→ **Work to complete**: Each entry in the listing below should be restated word for word.

[Extracted records]

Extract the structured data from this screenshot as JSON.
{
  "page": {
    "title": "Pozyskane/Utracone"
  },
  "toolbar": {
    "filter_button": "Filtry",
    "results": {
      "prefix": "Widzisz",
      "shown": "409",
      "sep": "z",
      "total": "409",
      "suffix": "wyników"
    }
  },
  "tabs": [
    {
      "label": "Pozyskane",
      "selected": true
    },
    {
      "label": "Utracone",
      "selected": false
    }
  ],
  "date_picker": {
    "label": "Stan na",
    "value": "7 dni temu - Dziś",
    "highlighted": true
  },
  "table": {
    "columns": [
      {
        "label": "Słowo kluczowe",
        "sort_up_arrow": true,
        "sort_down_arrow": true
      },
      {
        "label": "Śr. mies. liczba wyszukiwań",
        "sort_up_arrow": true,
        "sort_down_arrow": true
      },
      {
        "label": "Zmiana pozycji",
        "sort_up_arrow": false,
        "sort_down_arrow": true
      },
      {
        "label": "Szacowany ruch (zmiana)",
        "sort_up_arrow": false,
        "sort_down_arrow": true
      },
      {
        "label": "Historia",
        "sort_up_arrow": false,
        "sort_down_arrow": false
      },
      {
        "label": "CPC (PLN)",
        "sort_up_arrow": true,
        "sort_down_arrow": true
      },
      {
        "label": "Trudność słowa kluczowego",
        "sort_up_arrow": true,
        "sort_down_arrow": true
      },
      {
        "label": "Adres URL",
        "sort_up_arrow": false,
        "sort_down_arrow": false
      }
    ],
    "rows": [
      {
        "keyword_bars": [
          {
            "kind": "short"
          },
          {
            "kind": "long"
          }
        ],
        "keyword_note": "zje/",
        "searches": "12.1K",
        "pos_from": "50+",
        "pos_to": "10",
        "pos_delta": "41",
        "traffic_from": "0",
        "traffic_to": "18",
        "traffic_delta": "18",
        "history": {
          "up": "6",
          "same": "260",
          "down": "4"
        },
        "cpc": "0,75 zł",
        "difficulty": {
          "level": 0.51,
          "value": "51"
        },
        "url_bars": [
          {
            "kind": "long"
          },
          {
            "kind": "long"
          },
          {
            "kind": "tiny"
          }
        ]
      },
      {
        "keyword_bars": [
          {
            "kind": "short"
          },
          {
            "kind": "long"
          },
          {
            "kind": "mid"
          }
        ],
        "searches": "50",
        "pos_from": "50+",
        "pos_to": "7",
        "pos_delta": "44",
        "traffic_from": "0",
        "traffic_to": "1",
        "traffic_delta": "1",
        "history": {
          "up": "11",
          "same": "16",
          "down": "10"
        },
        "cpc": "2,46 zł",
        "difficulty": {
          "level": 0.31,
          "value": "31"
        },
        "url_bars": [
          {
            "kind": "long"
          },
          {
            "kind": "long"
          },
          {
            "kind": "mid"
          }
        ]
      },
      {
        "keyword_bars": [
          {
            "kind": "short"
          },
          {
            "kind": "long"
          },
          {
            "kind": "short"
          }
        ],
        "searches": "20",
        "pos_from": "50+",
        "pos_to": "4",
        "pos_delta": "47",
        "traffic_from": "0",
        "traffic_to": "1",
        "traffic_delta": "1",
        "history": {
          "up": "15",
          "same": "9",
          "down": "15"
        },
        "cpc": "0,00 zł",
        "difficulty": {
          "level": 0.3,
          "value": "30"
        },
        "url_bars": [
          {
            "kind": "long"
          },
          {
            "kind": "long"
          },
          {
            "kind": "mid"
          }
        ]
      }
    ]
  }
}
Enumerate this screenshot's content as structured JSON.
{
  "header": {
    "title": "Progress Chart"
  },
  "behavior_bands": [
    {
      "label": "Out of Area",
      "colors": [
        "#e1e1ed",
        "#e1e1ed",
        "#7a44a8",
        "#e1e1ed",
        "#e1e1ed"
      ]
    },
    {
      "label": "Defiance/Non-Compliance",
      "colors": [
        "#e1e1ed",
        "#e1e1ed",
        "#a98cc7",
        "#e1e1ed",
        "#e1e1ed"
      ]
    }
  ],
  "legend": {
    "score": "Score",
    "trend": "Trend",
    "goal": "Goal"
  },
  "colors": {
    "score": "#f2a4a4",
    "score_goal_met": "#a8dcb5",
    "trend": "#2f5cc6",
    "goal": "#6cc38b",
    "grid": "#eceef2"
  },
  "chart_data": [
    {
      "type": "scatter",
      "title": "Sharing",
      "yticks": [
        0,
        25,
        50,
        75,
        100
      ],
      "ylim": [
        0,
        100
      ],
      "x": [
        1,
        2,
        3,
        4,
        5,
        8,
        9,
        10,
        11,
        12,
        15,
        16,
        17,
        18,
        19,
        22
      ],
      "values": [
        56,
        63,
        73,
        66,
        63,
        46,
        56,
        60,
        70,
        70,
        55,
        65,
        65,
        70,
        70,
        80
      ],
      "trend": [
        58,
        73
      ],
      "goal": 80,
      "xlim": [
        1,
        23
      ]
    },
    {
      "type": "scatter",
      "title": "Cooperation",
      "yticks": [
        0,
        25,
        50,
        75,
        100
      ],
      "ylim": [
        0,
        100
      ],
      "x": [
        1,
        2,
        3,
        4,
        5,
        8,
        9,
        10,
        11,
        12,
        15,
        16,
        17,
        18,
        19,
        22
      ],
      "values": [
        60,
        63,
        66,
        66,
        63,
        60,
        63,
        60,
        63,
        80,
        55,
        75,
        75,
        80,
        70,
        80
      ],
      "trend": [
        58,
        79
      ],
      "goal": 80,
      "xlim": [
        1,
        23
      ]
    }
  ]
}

→ **Answer for the task**:
Extract the structured data from this screenshot as JSON.
{
  "page": {
    "title": "Pozyskane/Utracone"
  },
  "toolbar": {
    "filter_button": "Filtry",
    "results": {
      "prefix": "Widzisz",
      "shown": "409",
      "sep": "z",
      "total": "409",
      "suffix": "wyników"
    }
  },
  "tabs": [
    {
      "label": "Pozyskane",
      "selected": true
    },
    {
      "label": "Utracone",
      "selected": false
    }
  ],
  "date_picker": {
    "label": "Stan na",
    "value": "7 dni temu - Dziś",
    "highlighted": true
  },
  "table": {
    "columns": [
      {
        "label": "Słowo kluczowe",
        "sort_up_arrow": true,
        "sort_down_arrow": true
      },
      {
        "label": "Śr. mies. liczba wyszukiwań",
        "sort_up_arrow": true,
        "sort_down_arrow": true
      },
      {
        "label": "Zmiana pozycji",
        "sort_up_arrow": false,
        "sort_down_arrow": true
      },
      {
        "label": "Szacowany ruch (zmiana)",
        "sort_up_arrow": false,
        "sort_down_arrow": true
      },
      {
        "label": "Historia",
        "sort_up_arrow": false,
        "sort_down_arrow": false
      },
      {
        "label": "CPC (PLN)",
        "sort_up_arrow": true,
        "sort_down_arrow": true
      },
      {
        "label": "Trudność słowa kluczowego",
        "sort_up_arrow": true,
        "sort_down_arrow": true
      },
      {
        "label": "Adres URL",
        "sort_up_arrow": false,
        "sort_down_arrow": false
      }
    ],
    "rows": [
      {
        "keyword_bars": [
          {
            "kind": "short"
          },
          {
            "kind": "long"
          }
        ],
        "keyword_note": "zje/",
        "searches": "12.1K",
        "pos_from": "50+",
        "pos_to": "10",
        "pos_delta": "41",
        "traffic_from": "0",
        "traffic_to": "18",
        "traffic_delta": "18",
        "history": {
          "up": "6",
          "same": "260",
          "down": "4"
        },
        "cpc": "0,75 zł",
        "difficulty": {
          "level": 0.51,
          "value": "51"
        },
        "url_bars": [
          {
            "kind": "long"
          },
          {
            "kind": "long"
          },
          {
            "kind": "tiny"
          }
        ]
      },
      {
        "keyword_bars": [
          {
            "kind": "short"
          },
          {
            "kind": "long"
          },
          {
            "kind": "mid"
          }
        ],
        "searches": "50",
        "pos_from": "50+",
        "pos_to": "7",
        "pos_delta": "44",
        "traffic_from": "0",
        "traffic_to": "1",
        "traffic_delta": "1",
        "history": {
          "up": "11",
          "same": "16",
          "down": "10"
        },
        "cpc": "2,46 zł",
        "difficulty": {
          "level": 0.31,
          "value": "31"
        },
        "url_bars": [
          {
            "kind": "long"
          },
          {
            "kind": "long"
          },
          {
            "kind": "mid"
          }
        ]
      },
      {
        "keyword_bars": [
          {
            "kind": "short"
          },
          {
            "kind": "long"
          },
          {
            "kind": "short"
          }
        ],
        "searches": "20",
        "pos_from": "50+",
        "pos_to": "4",
        "pos_delta": "47",
        "traffic_from": "0",
        "traffic_to": "1",
        "traffic_delta": "1",
        "history": {
          "up": "15",
          "same": "9",
          "down": "15"
        },
        "cpc": "0,00 zł",
        "difficulty": {
          "level": 0.3,
          "value": "30"
        },
        "url_bars": [
          {
            "kind": "long"
          },
          {
            "kind": "long"
          },
          {
            "kind": "mid"
          }
        ]
      }
    ]
  }
}
Enumerate this screenshot's content as structured JSON.
{
  "header": {
    "title": "Progress Chart"
  },
  "behavior_bands": [
    {
      "label": "Out of Area",
      "colors": [
        "#e1e1ed",
        "#e1e1ed",
        "#7a44a8",
        "#e1e1ed",
        "#e1e1ed"
      ]
    },
    {
      "label": "Defiance/Non-Compliance",
      "colors": [
        "#e1e1ed",
        "#e1e1ed",
        "#a98cc7",
        "#e1e1ed",
        "#e1e1ed"
      ]
    }
  ],
  "legend": {
    "score": "Score",
    "trend": "Trend",
    "goal": "Goal"
  },
  "colors": {
    "score": "#f2a4a4",
    "score_goal_met": "#a8dcb5",
    "trend": "#2f5cc6",
    "goal": "#6cc38b",
    "grid": "#eceef2"
  },
  "chart_data": [
    {
      "type": "scatter",
      "title": "Sharing",
      "yticks": [
        0,
        25,
        50,
        75,
        100
      ],
      "ylim": [
        0,
        100
      ],
      "x": [
        1,
        2,
        3,
        4,
        5,
        8,
        9,
        10,
        11,
        12,
        15,
        16,
        17,
        18,
        19,
        22
      ],
      "values": [
        56,
        63,
        73,
        66,
        63,
        46,
        56,
        60,
        70,
        70,
        55,
        65,
        65,
        70,
        70,
        80
      ],
      "trend": [
        58,
        73
      ],
      "goal": 80,
      "xlim": [
        1,
        23
      ]
    },
    {
      "type": "scatter",
      "title": "Cooperation",
      "yticks": [
        0,
        25,
        50,
        75,
        100
      ],
      "ylim": [
        0,
        100
      ],
      "x": [
        1,
        2,
        3,
        4,
        5,
        8,
        9,
        10,
        11,
        12,
        15,
        16,
        17,
        18,
        19,
        22
      ],
      "values": [
        60,
        63,
        66,
        66,
        63,
        60,
        63,
        60,
        63,
        80,
        55,
        75,
        75,
        80,
        70,
        80
      ],
      "trend": [
        58,
        79
      ],
      "goal": 80,
      "xlim": [
        1,
        23
      ]
    }
  ]
}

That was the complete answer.